**WHAT IS EXPECTED**
Copy the material that follows word for word and omit its pictures.

**DATA**

***

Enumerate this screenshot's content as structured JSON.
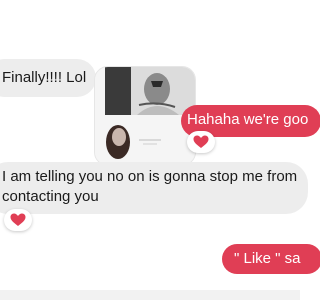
{
  "messages": {
    "m1": "Finally!!!! Lol",
    "m2": "Hahaha we're goo",
    "m3": "I am telling you no on is gonna stop me from contacting you",
    "m4": "\" Like \" sa"
  },
  "reaction_icon": "heart-icon",
  "colors": {
    "incoming_bubble": "#ededed",
    "outgoing_bubble": "#e03e55",
    "heart": "#e03e55"
  }
}
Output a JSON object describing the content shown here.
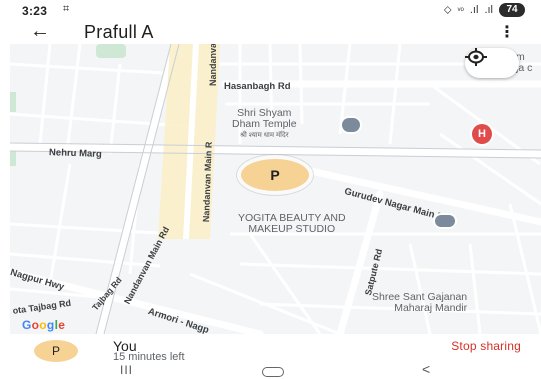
{
  "status_bar": {
    "time": "3:23",
    "cast_icon": "screen-cast-icon",
    "battery": "74",
    "icons": [
      "location-icon",
      "volte-icon",
      "signal-icon",
      "signal-icon",
      "battery-icon"
    ]
  },
  "app_bar": {
    "title": "Prafull A",
    "back_icon": "arrow-left-icon",
    "menu_icon": "more-vertical-icon"
  },
  "map": {
    "roads": {
      "nandanvan_main_1": "Nandanvan Main R",
      "hasanbagh": "Hasanbagh Rd",
      "nehru_marg": "Nehru Marg",
      "nandanvan_main_2": "Nandanvan Main R",
      "gurudev": "Gurudev Nagar Main Rd",
      "nandanvan_main_3": "Nandanvan Main Rd",
      "nagpur_hwy": "Nagpur Hwy",
      "armori": "Armori - Nagp",
      "sakkardara": "Satpute Rd",
      "tajbag": "ota Tajbag Rd",
      "tajbag2": "Tajbag Rd"
    },
    "pois": {
      "temple_line1": "Shri Shyam",
      "temple_line2": "Dham Temple",
      "temple_devanagari": "श्री श्याम धाम मंदिर",
      "yogita_line1": "YOGITA BEAUTY AND",
      "yogita_line2": "MAKEUP STUDIO",
      "gajanan_line1": "Shree Sant Gajanan",
      "gajanan_line2": "Maharaj Mandir",
      "corner_top": "m",
      "corner_top2": "ja c"
    },
    "hospital_label": "H",
    "user_marker_label": "P",
    "recenter_icon": "recenter-target-icon",
    "google_logo": [
      "G",
      "o",
      "o",
      "g",
      "l",
      "e"
    ]
  },
  "share_panel": {
    "avatar_label": "P",
    "name": "You",
    "status": "15 minutes left",
    "stop_label": "Stop sharing"
  },
  "nav_bar": {
    "recents": "III",
    "back": "<"
  }
}
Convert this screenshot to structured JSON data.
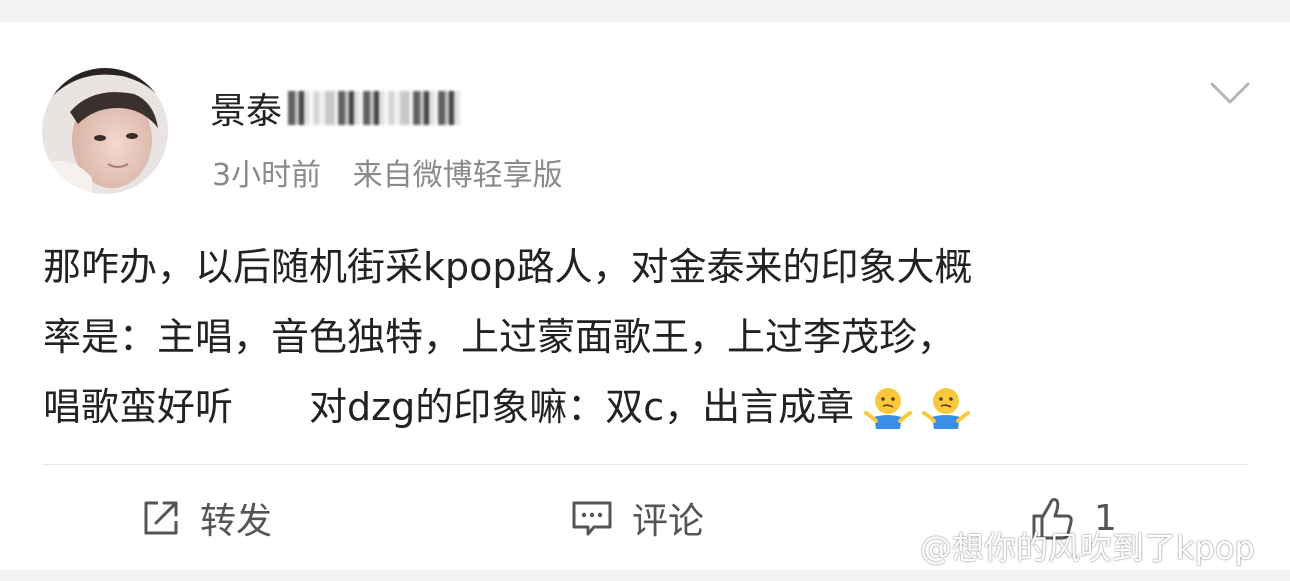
{
  "post": {
    "username_visible": "景泰",
    "time": "3小时前",
    "source": "来自微博轻享版",
    "content_lines": [
      "那咋办，以后随机街采kpop路人，对金泰来的印象大概",
      "率是：主唱，音色独特，上过蒙面歌王，上过李茂珍，"
    ],
    "content_line3_a": "唱歌蛮好听",
    "content_line3_b": "对dzg的印象嘛：双c，出言成章",
    "emojis": [
      "shrug-emoji",
      "shrug-emoji"
    ]
  },
  "actions": {
    "repost_label": "转发",
    "comment_label": "评论",
    "like_count": "1"
  },
  "watermark": {
    "text": "@想你的风吹到了kpop"
  },
  "colors": {
    "background": "#f2f2f2",
    "card": "#ffffff",
    "text_primary": "#222222",
    "text_secondary": "#8a8a8a",
    "divider": "#e6e6e6"
  },
  "icons": {
    "more": "chevron-down-icon",
    "repost": "repost-icon",
    "comment": "comment-icon",
    "like": "thumbs-up-icon",
    "watermark_logo": "weibo-logo-icon"
  }
}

***

**WRITTEN RESPONSE**
Enumerate this screenshot's content as structured JSON.
{
  "messages": {
    "m1": "Finally!!!! Lol",
    "m2": "Hahaha we're goo",
    "m3": "I am telling you no on is gonna stop me from contacting you",
    "m4": "\" Like \" sa"
  },
  "reaction_icon": "heart-icon",
  "colors": {
    "incoming_bubble": "#ededed",
    "outgoing_bubble": "#e03e55",
    "heart": "#e03e55"
  }
}
Output a JSON object describing the content shown here.
{
  "status_bar": {
    "time": "3:23",
    "cast_icon": "screen-cast-icon",
    "battery": "74",
    "icons": [
      "location-icon",
      "volte-icon",
      "signal-icon",
      "signal-icon",
      "battery-icon"
    ]
  },
  "app_bar": {
    "title": "Prafull A",
    "back_icon": "arrow-left-icon",
    "menu_icon": "more-vertical-icon"
  },
  "map": {
    "roads": {
      "nandanvan_main_1": "Nandanvan Main R",
      "hasanbagh": "Hasanbagh Rd",
      "nehru_marg": "Nehru Marg",
      "nandanvan_main_2": "Nandanvan Main R",
      "gurudev": "Gurudev Nagar Main Rd",
      "nandanvan_main_3": "Nandanvan Main Rd",
      "nagpur_hwy": "Nagpur Hwy",
      "armori": "Armori - Nagp",
      "sakkardara": "Satpute Rd",
      "tajbag": "ota Tajbag Rd",
      "tajbag2": "Tajbag Rd"
    },
    "pois": {
      "temple_line1": "Shri Shyam",
      "temple_line2": "Dham Temple",
      "temple_devanagari": "श्री श्याम धाम मंदिर",
      "yogita_line1": "YOGITA BEAUTY AND",
      "yogita_line2": "MAKEUP STUDIO",
      "gajanan_line1": "Shree Sant Gajanan",
      "gajanan_line2": "Maharaj Mandir",
      "corner_top": "m",
      "corner_top2": "ja c"
    },
    "hospital_label": "H",
    "user_marker_label": "P",
    "recenter_icon": "recenter-target-icon",
    "google_logo": [
      "G",
      "o",
      "o",
      "g",
      "l",
      "e"
    ]
  },
  "share_panel": {
    "avatar_label": "P",
    "name": "You",
    "status": "15 minutes left",
    "stop_label": "Stop sharing"
  },
  "nav_bar": {
    "recents": "III",
    "back": "<"
  }
}
Convert this screenshot to structured JSON data.
{
  "post": {
    "username_visible": "景泰",
    "time": "3小时前",
    "source": "来自微博轻享版",
    "content_lines": [
      "那咋办，以后随机街采kpop路人，对金泰来的印象大概",
      "率是：主唱，音色独特，上过蒙面歌王，上过李茂珍，"
    ],
    "content_line3_a": "唱歌蛮好听",
    "content_line3_b": "对dzg的印象嘛：双c，出言成章",
    "emojis": [
      "shrug-emoji",
      "shrug-emoji"
    ]
  },
  "actions": {
    "repost_label": "转发",
    "comment_label": "评论",
    "like_count": "1"
  },
  "watermark": {
    "text": "@想你的风吹到了kpop"
  },
  "colors": {
    "background": "#f2f2f2",
    "card": "#ffffff",
    "text_primary": "#222222",
    "text_secondary": "#8a8a8a",
    "divider": "#e6e6e6"
  },
  "icons": {
    "more": "chevron-down-icon",
    "repost": "repost-icon",
    "comment": "comment-icon",
    "like": "thumbs-up-icon",
    "watermark_logo": "weibo-logo-icon"
  }
}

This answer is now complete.